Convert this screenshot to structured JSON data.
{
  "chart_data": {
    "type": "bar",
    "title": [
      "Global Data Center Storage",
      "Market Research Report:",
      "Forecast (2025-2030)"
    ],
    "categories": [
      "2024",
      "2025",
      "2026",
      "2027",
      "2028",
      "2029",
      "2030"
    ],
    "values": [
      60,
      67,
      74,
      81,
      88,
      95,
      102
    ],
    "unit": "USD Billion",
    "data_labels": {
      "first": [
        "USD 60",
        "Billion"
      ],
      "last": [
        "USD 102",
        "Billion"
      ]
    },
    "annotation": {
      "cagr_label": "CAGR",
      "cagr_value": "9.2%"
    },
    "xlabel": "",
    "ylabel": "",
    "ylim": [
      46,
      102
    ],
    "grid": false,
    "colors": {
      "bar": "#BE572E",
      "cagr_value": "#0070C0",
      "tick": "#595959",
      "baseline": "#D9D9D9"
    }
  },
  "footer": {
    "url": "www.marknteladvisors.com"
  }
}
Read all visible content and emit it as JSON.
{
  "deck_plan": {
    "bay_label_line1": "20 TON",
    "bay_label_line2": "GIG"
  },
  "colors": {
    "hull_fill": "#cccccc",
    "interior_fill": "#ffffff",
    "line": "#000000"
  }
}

----------

Problem requirements:
All of the records must be retyped exactly as they are.

Worked solution:
Convert this screenshot to structured JSON data.
{
  "chart_data": {
    "type": "bar",
    "title": [
      "Global Data Center Storage",
      "Market Research Report:",
      "Forecast (2025-2030)"
    ],
    "categories": [
      "2024",
      "2025",
      "2026",
      "2027",
      "2028",
      "2029",
      "2030"
    ],
    "values": [
      60,
      67,
      74,
      81,
      88,
      95,
      102
    ],
    "unit": "USD Billion",
    "data_labels": {
      "first": [
        "USD 60",
        "Billion"
      ],
      "last": [
        "USD 102",
        "Billion"
      ]
    },
    "annotation": {
      "cagr_label": "CAGR",
      "cagr_value": "9.2%"
    },
    "xlabel": "",
    "ylabel": "",
    "ylim": [
      46,
      102
    ],
    "grid": false,
    "colors": {
      "bar": "#BE572E",
      "cagr_value": "#0070C0",
      "tick": "#595959",
      "baseline": "#D9D9D9"
    }
  },
  "footer": {
    "url": "www.marknteladvisors.com"
  }
}
Read all visible content and emit it as JSON.
{
  "deck_plan": {
    "bay_label_line1": "20 TON",
    "bay_label_line2": "GIG"
  },
  "colors": {
    "hull_fill": "#cccccc",
    "interior_fill": "#ffffff",
    "line": "#000000"
  }
}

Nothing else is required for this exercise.